**DATA FOR THIS EXERCISE:**
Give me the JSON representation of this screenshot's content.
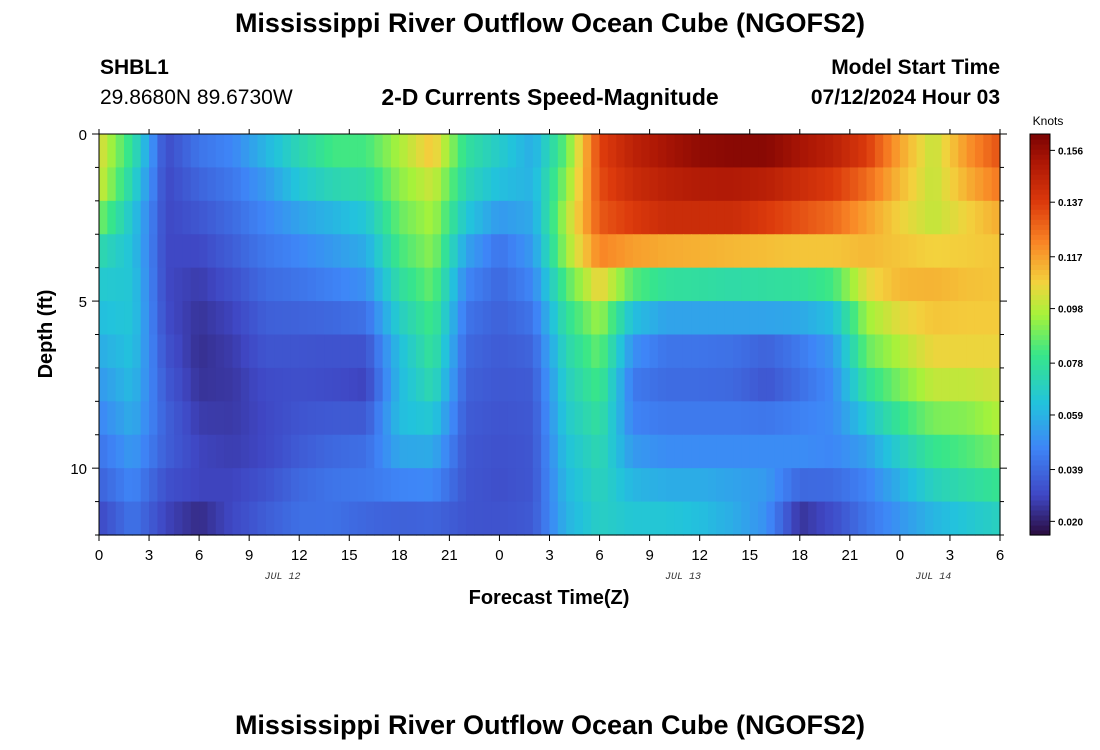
{
  "figure": {
    "title": "Mississippi River Outflow Ocean Cube (NGOFS2)",
    "station_id": "SHBL1",
    "station_coords": "29.8680N  89.6730W",
    "subtitle": "2-D Currents Speed-Magnitude",
    "model_start_label": "Model Start Time",
    "model_start_value": "07/12/2024 Hour 03",
    "bottom_title": "Mississippi River Outflow Ocean Cube (NGOFS2)"
  },
  "chart_data": {
    "type": "heatmap",
    "title": "2-D Currents Speed-Magnitude",
    "xlabel": "Forecast Time(Z)",
    "ylabel": "Depth (ft)",
    "x_hours": [
      0,
      54
    ],
    "y_depth_ft": [
      0,
      12
    ],
    "xlim": [
      0,
      54
    ],
    "ylim": [
      0,
      12
    ],
    "x_tick_labels": [
      "0",
      "3",
      "6",
      "9",
      "12",
      "15",
      "18",
      "21",
      "0",
      "3",
      "6",
      "9",
      "12",
      "15",
      "18",
      "21",
      "0",
      "3",
      "6"
    ],
    "x_date_labels": [
      {
        "hour": 11,
        "label": "JUL 12"
      },
      {
        "hour": 35,
        "label": "JUL 13"
      },
      {
        "hour": 50,
        "label": "JUL 14"
      }
    ],
    "y_tick_labels": [
      "0",
      "5",
      "10"
    ],
    "y_tick_values": [
      0,
      5,
      10
    ],
    "colorbar": {
      "unit": "Knots",
      "min": 0.015,
      "max": 0.162,
      "ticks": [
        "0.156",
        "0.137",
        "0.117",
        "0.098",
        "0.078",
        "0.059",
        "0.039",
        "0.020"
      ],
      "tick_values": [
        0.156,
        0.137,
        0.117,
        0.098,
        0.078,
        0.059,
        0.039,
        0.02
      ]
    },
    "x_columns_hours": [
      0,
      2,
      4,
      6,
      8,
      10,
      12,
      14,
      16,
      18,
      20,
      22,
      24,
      26,
      28,
      30,
      32,
      34,
      36,
      38,
      40,
      42,
      44,
      46,
      48,
      50,
      52,
      54
    ],
    "depth_rows_ft": [
      0,
      1,
      2,
      3,
      4,
      5,
      6,
      7,
      8,
      9,
      10,
      11,
      12
    ],
    "speed_knots": [
      [
        0.105,
        0.08,
        0.032,
        0.045,
        0.05,
        0.065,
        0.075,
        0.085,
        0.085,
        0.098,
        0.115,
        0.08,
        0.07,
        0.055,
        0.085,
        0.136,
        0.148,
        0.156,
        0.16,
        0.162,
        0.162,
        0.156,
        0.15,
        0.14,
        0.118,
        0.1,
        0.12,
        0.135
      ],
      [
        0.105,
        0.075,
        0.03,
        0.04,
        0.045,
        0.055,
        0.07,
        0.08,
        0.08,
        0.095,
        0.105,
        0.075,
        0.065,
        0.06,
        0.09,
        0.135,
        0.146,
        0.15,
        0.155,
        0.156,
        0.156,
        0.15,
        0.145,
        0.135,
        0.115,
        0.1,
        0.118,
        0.13
      ],
      [
        0.1,
        0.068,
        0.03,
        0.036,
        0.042,
        0.05,
        0.06,
        0.065,
        0.07,
        0.09,
        0.098,
        0.07,
        0.06,
        0.058,
        0.095,
        0.132,
        0.14,
        0.145,
        0.145,
        0.145,
        0.14,
        0.135,
        0.13,
        0.12,
        0.11,
        0.1,
        0.11,
        0.12
      ],
      [
        0.08,
        0.062,
        0.03,
        0.032,
        0.038,
        0.045,
        0.05,
        0.055,
        0.06,
        0.085,
        0.095,
        0.06,
        0.045,
        0.055,
        0.1,
        0.13,
        0.135,
        0.14,
        0.14,
        0.14,
        0.135,
        0.13,
        0.125,
        0.115,
        0.105,
        0.1,
        0.105,
        0.11
      ],
      [
        0.068,
        0.065,
        0.03,
        0.028,
        0.035,
        0.042,
        0.045,
        0.05,
        0.055,
        0.08,
        0.09,
        0.05,
        0.04,
        0.05,
        0.09,
        0.115,
        0.1,
        0.09,
        0.088,
        0.085,
        0.088,
        0.09,
        0.095,
        0.11,
        0.115,
        0.115,
        0.112,
        0.11
      ],
      [
        0.065,
        0.065,
        0.03,
        0.026,
        0.03,
        0.038,
        0.04,
        0.042,
        0.045,
        0.072,
        0.085,
        0.045,
        0.038,
        0.045,
        0.08,
        0.1,
        0.07,
        0.065,
        0.065,
        0.065,
        0.065,
        0.065,
        0.07,
        0.1,
        0.11,
        0.112,
        0.11,
        0.11
      ],
      [
        0.06,
        0.065,
        0.032,
        0.024,
        0.028,
        0.035,
        0.035,
        0.036,
        0.038,
        0.065,
        0.08,
        0.04,
        0.036,
        0.04,
        0.075,
        0.09,
        0.055,
        0.045,
        0.045,
        0.045,
        0.045,
        0.048,
        0.055,
        0.09,
        0.1,
        0.108,
        0.108,
        0.108
      ],
      [
        0.055,
        0.062,
        0.034,
        0.024,
        0.026,
        0.032,
        0.032,
        0.03,
        0.028,
        0.06,
        0.078,
        0.038,
        0.035,
        0.036,
        0.07,
        0.085,
        0.045,
        0.04,
        0.04,
        0.038,
        0.03,
        0.04,
        0.05,
        0.085,
        0.095,
        0.105,
        0.105,
        0.105
      ],
      [
        0.05,
        0.06,
        0.036,
        0.026,
        0.026,
        0.03,
        0.032,
        0.032,
        0.03,
        0.062,
        0.07,
        0.036,
        0.034,
        0.035,
        0.068,
        0.08,
        0.043,
        0.04,
        0.04,
        0.04,
        0.038,
        0.042,
        0.048,
        0.07,
        0.085,
        0.095,
        0.095,
        0.1
      ],
      [
        0.045,
        0.055,
        0.038,
        0.028,
        0.027,
        0.03,
        0.035,
        0.038,
        0.04,
        0.062,
        0.062,
        0.035,
        0.033,
        0.034,
        0.065,
        0.075,
        0.05,
        0.048,
        0.048,
        0.048,
        0.048,
        0.05,
        0.05,
        0.06,
        0.075,
        0.085,
        0.088,
        0.095
      ],
      [
        0.04,
        0.05,
        0.035,
        0.03,
        0.028,
        0.03,
        0.036,
        0.04,
        0.042,
        0.05,
        0.052,
        0.034,
        0.032,
        0.034,
        0.062,
        0.072,
        0.055,
        0.05,
        0.05,
        0.05,
        0.05,
        0.048,
        0.045,
        0.048,
        0.062,
        0.075,
        0.08,
        0.085
      ],
      [
        0.035,
        0.045,
        0.03,
        0.028,
        0.03,
        0.036,
        0.042,
        0.045,
        0.045,
        0.044,
        0.044,
        0.034,
        0.032,
        0.034,
        0.06,
        0.07,
        0.065,
        0.065,
        0.065,
        0.06,
        0.055,
        0.03,
        0.035,
        0.045,
        0.055,
        0.065,
        0.07,
        0.075
      ],
      [
        0.025,
        0.04,
        0.028,
        0.018,
        0.03,
        0.036,
        0.04,
        0.038,
        0.032,
        0.03,
        0.032,
        0.033,
        0.034,
        0.036,
        0.058,
        0.068,
        0.065,
        0.065,
        0.06,
        0.055,
        0.045,
        0.02,
        0.028,
        0.04,
        0.048,
        0.055,
        0.06,
        0.065
      ]
    ]
  }
}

**WRITTEN PROBLEM:**
A number is the only answer here: how many lines of the material above contain "Magnitude"?

**TASK RESULT:**
2